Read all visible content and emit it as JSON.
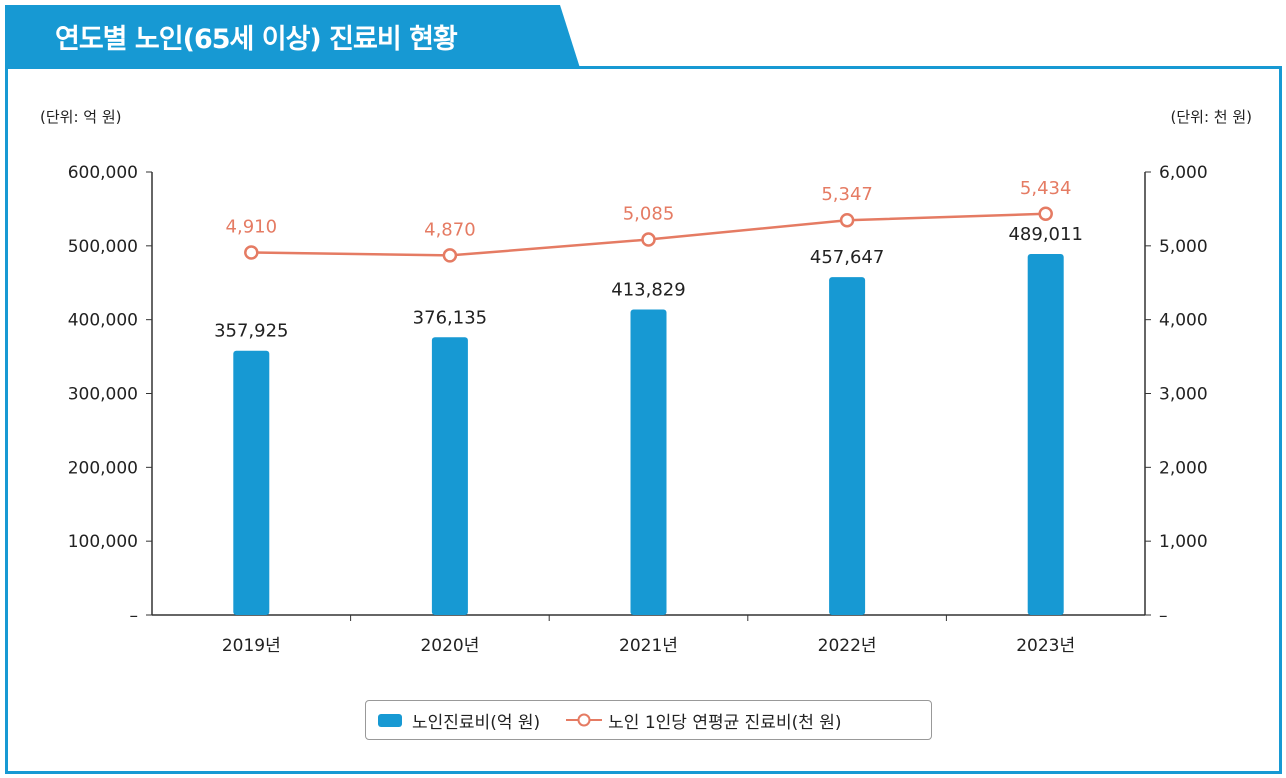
{
  "title": "연도별  노인(65세 이상) 진료비 현황",
  "colors": {
    "bar": "#1799d3",
    "line": "#e57b63",
    "frame": "#1799d3"
  },
  "chart_data": {
    "type": "bar+line",
    "categories": [
      "2019년",
      "2020년",
      "2021년",
      "2022년",
      "2023년"
    ],
    "left_unit": "(단위: 억 원)",
    "right_unit": "(단위: 천 원)",
    "left_ylim": [
      0,
      600000
    ],
    "right_ylim": [
      0,
      6000
    ],
    "left_ticks": [
      "–",
      "100,000",
      "200,000",
      "300,000",
      "400,000",
      "500,000",
      "600,000"
    ],
    "right_ticks": [
      "–",
      "1,000",
      "2,000",
      "3,000",
      "4,000",
      "5,000",
      "6,000"
    ],
    "series": [
      {
        "name": "노인진료비(억 원)",
        "type": "bar",
        "axis": "left",
        "values": [
          357925,
          376135,
          413829,
          457647,
          489011
        ],
        "labels": [
          "357,925",
          "376,135",
          "413,829",
          "457,647",
          "489,011"
        ]
      },
      {
        "name": "노인 1인당 연평균 진료비(천 원)",
        "type": "line",
        "axis": "right",
        "values": [
          4910,
          4870,
          5085,
          5347,
          5434
        ],
        "labels": [
          "4,910",
          "4,870",
          "5,085",
          "5,347",
          "5,434"
        ]
      }
    ],
    "grid": false,
    "legend": "bottom"
  }
}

_EXERCISE DIRECTIONS_
Copy the records word for word, leaving no picture in the copy.

_WRITTEN RESPONSE_
Read all visible content and emit it as JSON.
{
  "title": "연도별  노인(65세 이상) 진료비 현황",
  "colors": {
    "bar": "#1799d3",
    "line": "#e57b63",
    "frame": "#1799d3"
  },
  "chart_data": {
    "type": "bar+line",
    "categories": [
      "2019년",
      "2020년",
      "2021년",
      "2022년",
      "2023년"
    ],
    "left_unit": "(단위: 억 원)",
    "right_unit": "(단위: 천 원)",
    "left_ylim": [
      0,
      600000
    ],
    "right_ylim": [
      0,
      6000
    ],
    "left_ticks": [
      "–",
      "100,000",
      "200,000",
      "300,000",
      "400,000",
      "500,000",
      "600,000"
    ],
    "right_ticks": [
      "–",
      "1,000",
      "2,000",
      "3,000",
      "4,000",
      "5,000",
      "6,000"
    ],
    "series": [
      {
        "name": "노인진료비(억 원)",
        "type": "bar",
        "axis": "left",
        "values": [
          357925,
          376135,
          413829,
          457647,
          489011
        ],
        "labels": [
          "357,925",
          "376,135",
          "413,829",
          "457,647",
          "489,011"
        ]
      },
      {
        "name": "노인 1인당 연평균 진료비(천 원)",
        "type": "line",
        "axis": "right",
        "values": [
          4910,
          4870,
          5085,
          5347,
          5434
        ],
        "labels": [
          "4,910",
          "4,870",
          "5,085",
          "5,347",
          "5,434"
        ]
      }
    ],
    "grid": false,
    "legend": "bottom"
  }
}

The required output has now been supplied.